[Start of TEXT SEGMENT]

The family history researcher gets joy from a photograph, a fact, or a document, which somehow draws them closer to members of their own family from another generation. For some it must give a great sense of belonging, as they see their knowledge and therefore their family grow. I never knew my grand parents and apart from my parents my other relatives did not require all of the fingers on one hand to list them. In many ways my family was made up of the customers who came to my parents' shop and whose voices at night were raised as they sang much loved songs in the Barrack Cellars opposite whilst I lay in my bed. 

These sounds flooded back as I held the menu for the Artists Rifles Cadet Unit's Dinner. I could visualise the happy young men hoping to soon be commissioned. I visualised the tobacco smoke rising, guessed at the repartee and the reception they may have given to Sterndale Bennett with his Songs at the Piano and savoured the ribald remarks that might have followed L/corpl. Glyn Walters as he sang My Dreams. Try as I might I could not help wondering if The Two Gendarmes as rendered by Kinniburgh and Walters had lyrics which in any way were related to Three German Officers Crossed The Rhine and wondered how much wine our diners had with their six courses. The convivial atmosphere surely made many feel that they were part of a special family as indeed we who remember them also feel, but for how many was this to be close to The Last Call whose words were rendered by Tom Kinniburgh. How many, if only for the evening, were in love with Nellie Walker or Olive Sturgess and who were they? In my imagination I looked round the room and there was Margrett - to be a Lieut. on 10.7.1916 and wounded just before Christmas 1917. Mansell - Howe, gazetted Lieut. 11.7.1916, killed in action 9.8.1918. and Oakenfull, gazetted 11.7.1916, killed in action 9.10.1916. More fortunate than these was Hawksford who from being RSM was gazetted on 10.9.1916 and ended his war as a Major with an OBE and having been mentioned in dispatches. I wondered what Frank and John and others whose signatures have not yet been deciphered looked like. Good food and good company make good wine flow without a thought for the morrow, the morrow which for some may have brought the pounding of a great hangover but who knew nothing of an even greater pounding as the final barrage began at 6.25a.m. for this "morrow" was the first day of The Battle of the Somme. By nightfall twenty thousand Empire soldiers would take a drink no more. This battle would make these young hopefuls more urgently needed at the front but how many would survive to look back on the menu they had kept from that Holborn Restaurant dinner of the 30th June 1916.

[End of TEXT SEGMENT]
[Start of INFORMATION PROVIDED]

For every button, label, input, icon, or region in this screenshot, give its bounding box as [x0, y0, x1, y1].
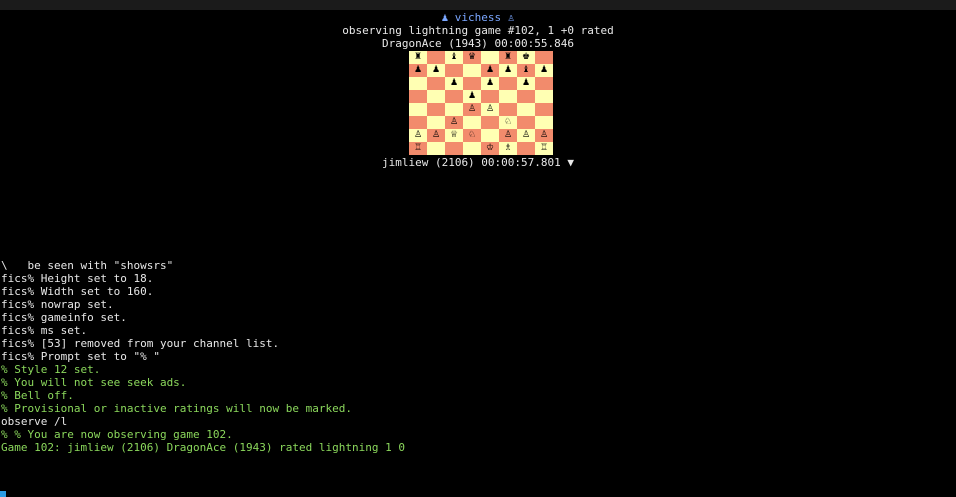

[End of INFORMATION PROVIDED]

EXERCISE PROMPT ▸
According to the text about the Artists Rifles Cadet Unit's Dinner menu, on what date was the dinner at the Holborn Restaurant held? The data plays no part in what follows.

REPLY TO THE TASK ▸
The dinner was held on the 30th June 1916.